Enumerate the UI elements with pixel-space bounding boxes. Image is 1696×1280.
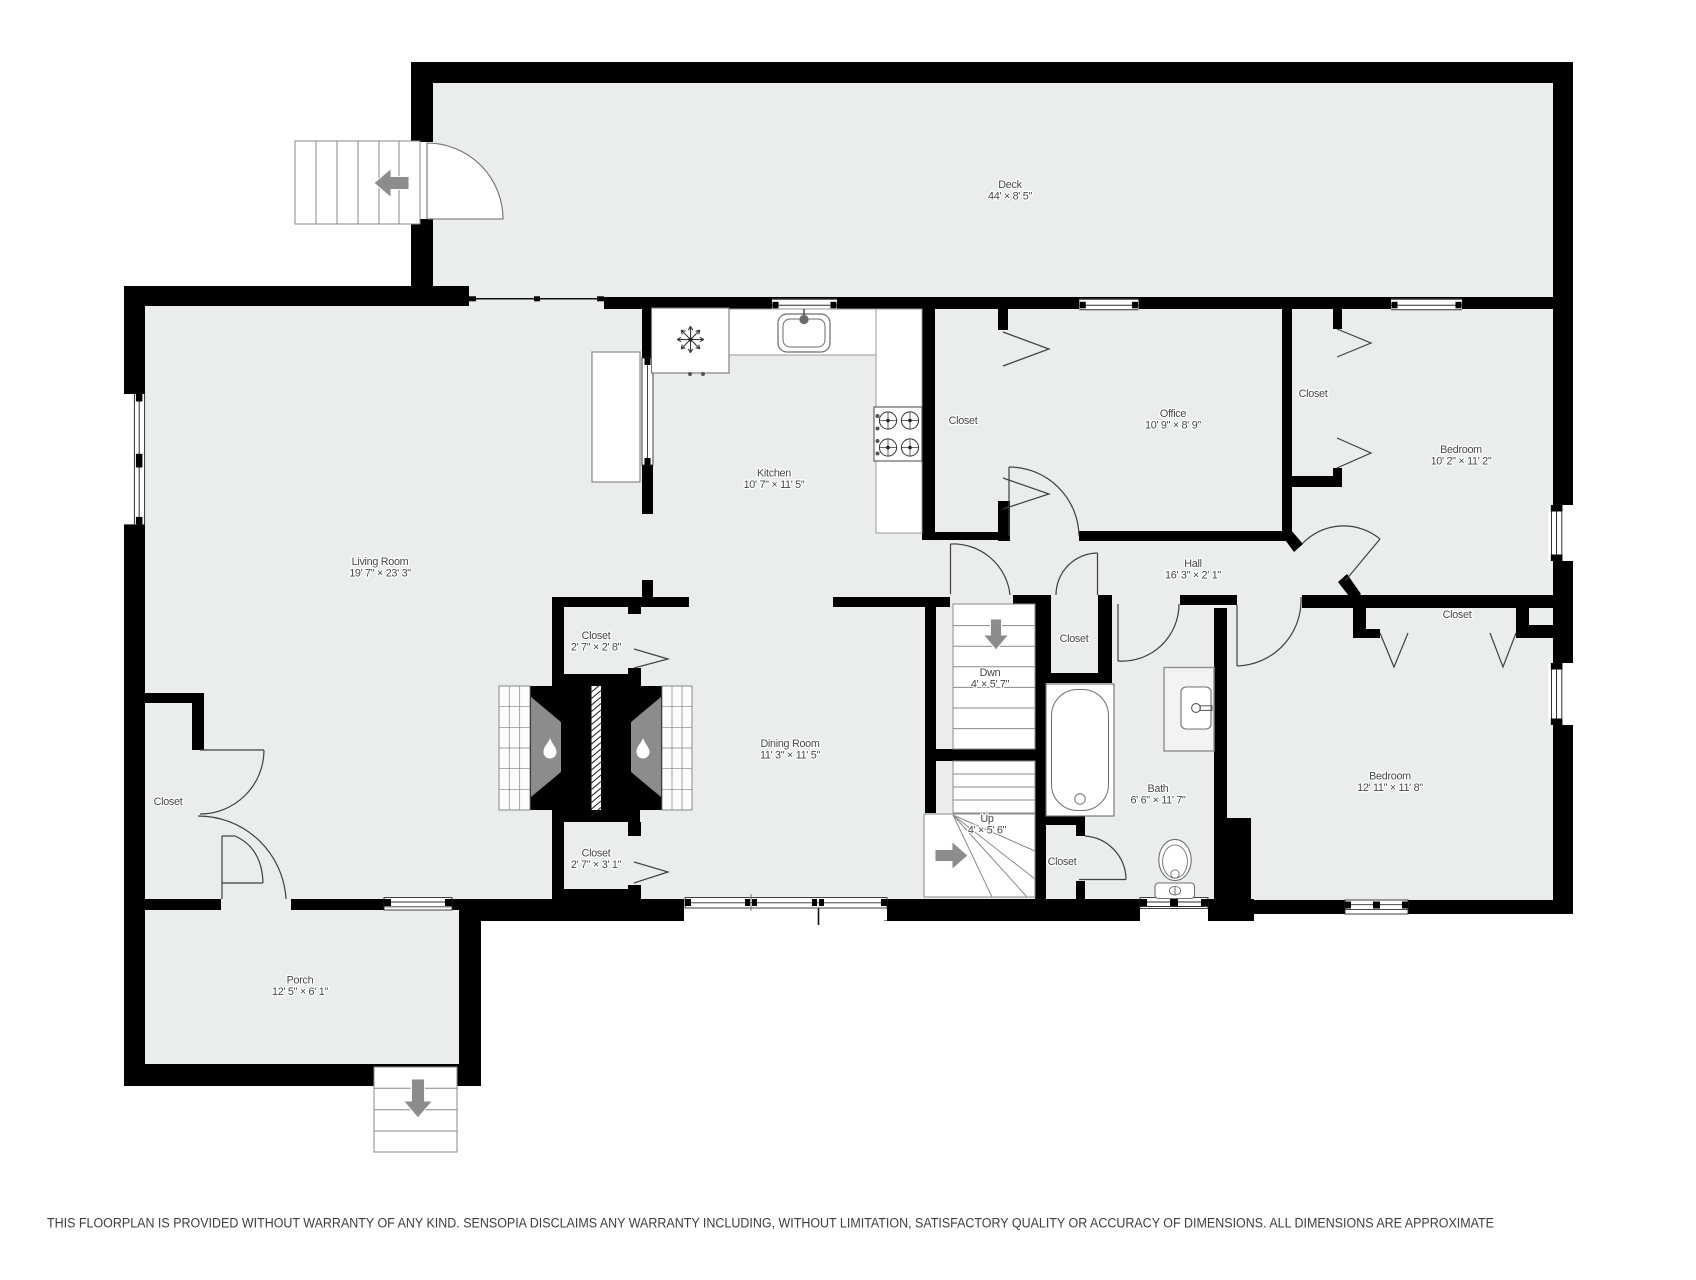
- svg-text:Dwn: Dwn: [980, 667, 1001, 679]
- svg-text:Closet: Closet: [582, 848, 611, 860]
- svg-text:Kitchen: Kitchen: [757, 468, 791, 480]
- svg-text:Bedroom: Bedroom: [1369, 771, 1411, 783]
- svg-text:Bedroom: Bedroom: [1440, 444, 1482, 456]
- svg-text:2' 7" × 3' 1": 2' 7" × 3' 1": [571, 859, 622, 871]
- svg-text:Hall: Hall: [1184, 558, 1201, 570]
- svg-text:12' 11" × 11' 8": 12' 11" × 11' 8": [1357, 782, 1423, 794]
- svg-text:Office: Office: [1160, 408, 1186, 420]
- svg-text:Closet: Closet: [1299, 388, 1328, 400]
- svg-text:10' 2" × 11' 2": 10' 2" × 11' 2": [1431, 456, 1492, 468]
- svg-text:16' 3" × 2' 1": 16' 3" × 2' 1": [1165, 570, 1221, 582]
- svg-text:10' 9" × 8' 9": 10' 9" × 8' 9": [1145, 420, 1201, 432]
- svg-text:12' 5" × 6' 1": 12' 5" × 6' 1": [272, 986, 328, 998]
- svg-text:Up: Up: [980, 813, 993, 825]
- svg-text:6' 6" × 11' 7": 6' 6" × 11' 7": [1130, 795, 1186, 807]
- svg-text:19' 7" × 23' 3": 19' 7" × 23' 3": [349, 568, 411, 580]
- svg-text:Closet: Closet: [582, 630, 611, 642]
- svg-text:Closet: Closet: [949, 415, 978, 427]
- svg-text:44' × 8' 5": 44' × 8' 5": [988, 191, 1032, 203]
- svg-text:4' × 5' 7": 4' × 5' 7": [971, 679, 1010, 691]
- svg-text:10' 7" × 11' 5": 10' 7" × 11' 5": [744, 479, 805, 491]
- svg-text:Closet: Closet: [1443, 609, 1472, 621]
- svg-text:Closet: Closet: [1048, 856, 1077, 868]
- svg-text:Dining Room: Dining Room: [760, 738, 819, 750]
- svg-text:Bath: Bath: [1147, 783, 1168, 795]
- svg-text:Closet: Closet: [1060, 633, 1089, 645]
- svg-text:Deck: Deck: [998, 179, 1022, 191]
- svg-text:2' 7" × 2' 8": 2' 7" × 2' 8": [571, 642, 622, 654]
- svg-text:4' × 5' 6": 4' × 5' 6": [968, 825, 1007, 837]
- svg-text:THIS FLOORPLAN IS PROVIDED WIT: THIS FLOORPLAN IS PROVIDED WITHOUT WARRA…: [47, 1216, 1494, 1231]
- svg-text:Closet: Closet: [154, 796, 183, 808]
- svg-text:Porch: Porch: [287, 975, 314, 987]
- svg-text:11' 3" × 11' 5": 11' 3" × 11' 5": [760, 750, 820, 762]
- svg-text:Living Room: Living Room: [352, 556, 409, 568]
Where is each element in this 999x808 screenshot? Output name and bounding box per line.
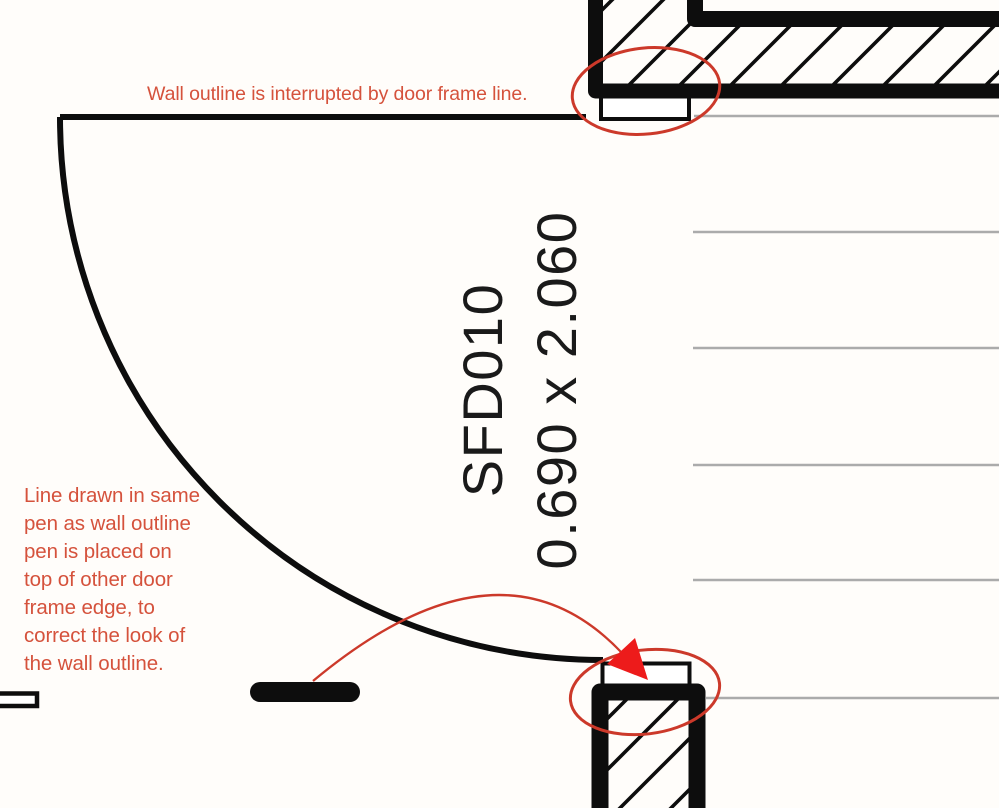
annotation-left-line: pen as wall outline bbox=[24, 510, 200, 538]
left-wall-stub bbox=[0, 694, 37, 707]
door-label: SFD010 0.690 x 2.060 bbox=[446, 30, 596, 750]
annotation-left-line: top of other door bbox=[24, 566, 200, 594]
door-id-label: SFD010 bbox=[446, 30, 520, 750]
annotation-left-line: frame edge, to bbox=[24, 594, 200, 622]
annotation-left-line: the wall outline. bbox=[24, 650, 200, 678]
annotation-left-line: Line drawn in same bbox=[24, 482, 200, 510]
annotation-left-line: correct the look of bbox=[24, 622, 200, 650]
wall-inner-edge-top bbox=[695, 0, 999, 19]
floor-plan-view: Wall outline is interrupted by door fram… bbox=[0, 0, 999, 808]
floor-guide-lines bbox=[693, 116, 999, 698]
annotation-left-note: Line drawn in same pen as wall outline p… bbox=[24, 482, 200, 678]
door-size-label: 0.690 x 2.060 bbox=[520, 30, 594, 750]
annotation-left-line: pen is placed on bbox=[24, 538, 200, 566]
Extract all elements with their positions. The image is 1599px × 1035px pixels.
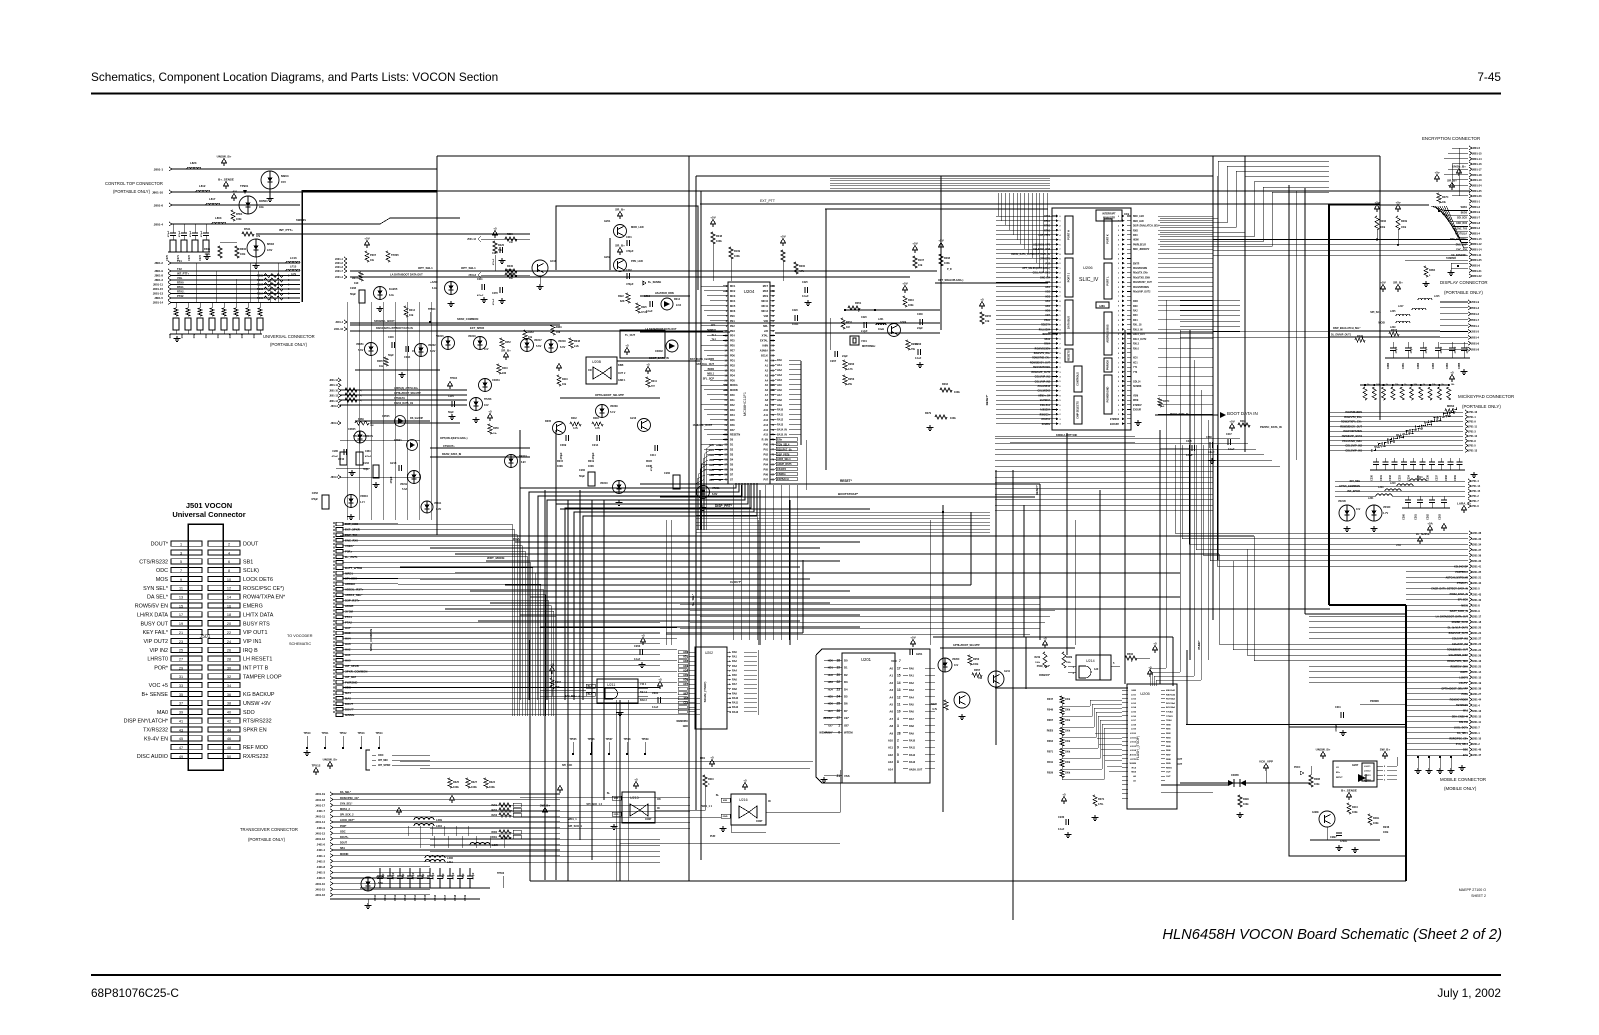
__________________________________________________
Rewrite all of the items above with "Closet" renamed to "Storage" and everything else left unchanged, omitting the pictures.

Enumerate the UI elements with pixel-space bounding boxes. Image is 1696×1280.
- svg-text:Dwn: Dwn: [980, 667, 1001, 679]
- svg-text:Storage: Storage: [582, 848, 611, 860]
- svg-text:Kitchen: Kitchen: [757, 468, 791, 480]
- svg-text:Bedroom: Bedroom: [1369, 771, 1411, 783]
- svg-text:Bedroom: Bedroom: [1440, 444, 1482, 456]
- svg-text:2' 7" × 3' 1": 2' 7" × 3' 1": [571, 859, 622, 871]
- svg-text:Hall: Hall: [1184, 558, 1201, 570]
- svg-text:12' 11" × 11' 8": 12' 11" × 11' 8": [1357, 782, 1423, 794]
- svg-text:Office: Office: [1160, 408, 1186, 420]
- svg-text:Storage: Storage: [1299, 388, 1328, 400]
- svg-text:10' 2" × 11' 2": 10' 2" × 11' 2": [1431, 456, 1492, 468]
- svg-text:16' 3" × 2' 1": 16' 3" × 2' 1": [1165, 570, 1221, 582]
- svg-text:10' 9" × 8' 9": 10' 9" × 8' 9": [1145, 420, 1201, 432]
- svg-text:12' 5" × 6' 1": 12' 5" × 6' 1": [272, 986, 328, 998]
- svg-text:Up: Up: [980, 813, 993, 825]
- svg-text:6' 6" × 11' 7": 6' 6" × 11' 7": [1130, 795, 1186, 807]
- svg-text:19' 7" × 23' 3": 19' 7" × 23' 3": [349, 568, 411, 580]
- svg-text:Storage: Storage: [582, 630, 611, 642]
- svg-text:Storage: Storage: [949, 415, 978, 427]
- svg-text:44' × 8' 5": 44' × 8' 5": [988, 191, 1032, 203]
- svg-text:4' × 5' 7": 4' × 5' 7": [971, 679, 1010, 691]
- svg-text:10' 7" × 11' 5": 10' 7" × 11' 5": [744, 479, 805, 491]
- svg-text:Storage: Storage: [1443, 609, 1472, 621]
- svg-text:Storage: Storage: [1048, 856, 1077, 868]
- svg-text:Dining Room: Dining Room: [760, 738, 819, 750]
- svg-text:Bath: Bath: [1147, 783, 1168, 795]
- svg-text:Storage: Storage: [1060, 633, 1089, 645]
- svg-text:Deck: Deck: [998, 179, 1022, 191]
- svg-text:2' 7" × 2' 8": 2' 7" × 2' 8": [571, 642, 622, 654]
- svg-text:4' × 5' 6": 4' × 5' 6": [968, 825, 1007, 837]
- svg-text:THIS FLOORPLAN IS PROVIDED WIT: THIS FLOORPLAN IS PROVIDED WITHOUT WARRA…: [47, 1216, 1494, 1231]
- svg-text:Storage: Storage: [154, 796, 183, 808]
- svg-text:Porch: Porch: [287, 975, 314, 987]
- svg-text:11' 3" × 11' 5": 11' 3" × 11' 5": [760, 750, 820, 762]
- svg-text:Living Room: Living Room: [352, 556, 409, 568]
Where is each element in this 999x808 screenshot? Output name and bounding box per line.
annotation-left-line: pen as wall outline bbox=[24, 510, 200, 538]
left-wall-stub bbox=[0, 694, 37, 707]
door-label: SFD010 0.690 x 2.060 bbox=[446, 30, 596, 750]
annotation-left-line: top of other door bbox=[24, 566, 200, 594]
door-id-label: SFD010 bbox=[446, 30, 520, 750]
annotation-left-line: frame edge, to bbox=[24, 594, 200, 622]
annotation-left-line: the wall outline. bbox=[24, 650, 200, 678]
annotation-left-line: Line drawn in same bbox=[24, 482, 200, 510]
annotation-left-line: correct the look of bbox=[24, 622, 200, 650]
wall-inner-edge-top bbox=[695, 0, 999, 19]
floor-plan-view: Wall outline is interrupted by door fram… bbox=[0, 0, 999, 808]
floor-guide-lines bbox=[693, 116, 999, 698]
annotation-left-note: Line drawn in same pen as wall outline p… bbox=[24, 482, 200, 678]
door-size-label: 0.690 x 2.060 bbox=[520, 30, 594, 750]
annotation-left-line: pen is placed on bbox=[24, 538, 200, 566]
Extract all elements with their positions. The image is 1599px × 1035px pixels.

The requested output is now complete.